<<<<

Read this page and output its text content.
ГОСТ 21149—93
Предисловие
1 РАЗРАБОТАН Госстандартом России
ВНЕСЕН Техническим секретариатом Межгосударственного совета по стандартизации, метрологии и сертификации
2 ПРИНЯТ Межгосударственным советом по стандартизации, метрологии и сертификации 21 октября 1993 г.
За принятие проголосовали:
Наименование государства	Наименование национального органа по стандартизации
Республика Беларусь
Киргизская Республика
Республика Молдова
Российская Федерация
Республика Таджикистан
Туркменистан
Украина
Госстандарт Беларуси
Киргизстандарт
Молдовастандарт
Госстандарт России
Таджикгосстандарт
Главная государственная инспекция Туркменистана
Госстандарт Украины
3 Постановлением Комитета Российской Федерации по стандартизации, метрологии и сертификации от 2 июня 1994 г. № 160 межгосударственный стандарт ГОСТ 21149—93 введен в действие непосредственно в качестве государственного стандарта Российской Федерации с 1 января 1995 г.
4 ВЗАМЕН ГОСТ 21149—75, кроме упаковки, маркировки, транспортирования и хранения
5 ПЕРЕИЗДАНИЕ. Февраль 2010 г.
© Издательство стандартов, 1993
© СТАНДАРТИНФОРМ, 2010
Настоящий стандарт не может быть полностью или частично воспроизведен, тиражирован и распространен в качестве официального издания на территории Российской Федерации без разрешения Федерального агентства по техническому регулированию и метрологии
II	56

>>>>

Exercise directions: Your task is to quote the listing above word for word.

Completed exercise:
Read this page and output its text content.
ГОСТ 21149—93
Предисловие
1 РАЗРАБОТАН Госстандартом России
ВНЕСЕН Техническим секретариатом Межгосударственного совета по стандартизации, метрологии и сертификации
2 ПРИНЯТ Межгосударственным советом по стандартизации, метрологии и сертификации 21 октября 1993 г.
За принятие проголосовали:
Наименование государства	Наименование национального органа по стандартизации
Республика Беларусь
Киргизская Республика
Республика Молдова
Российская Федерация
Республика Таджикистан
Туркменистан
Украина
Госстандарт Беларуси
Киргизстандарт
Молдовастандарт
Госстандарт России
Таджикгосстандарт
Главная государственная инспекция Туркменистана
Госстандарт Украины
3 Постановлением Комитета Российской Федерации по стандартизации, метрологии и сертификации от 2 июня 1994 г. № 160 межгосударственный стандарт ГОСТ 21149—93 введен в действие непосредственно в качестве государственного стандарта Российской Федерации с 1 января 1995 г.
4 ВЗАМЕН ГОСТ 21149—75, кроме упаковки, маркировки, транспортирования и хранения
5 ПЕРЕИЗДАНИЕ. Февраль 2010 г.
© Издательство стандартов, 1993
© СТАНДАРТИНФОРМ, 2010
Настоящий стандарт не может быть полностью или частично воспроизведен, тиражирован и распространен в качестве официального издания на территории Российской Федерации без разрешения Федерального агентства по техническому регулированию и метрологии
II	56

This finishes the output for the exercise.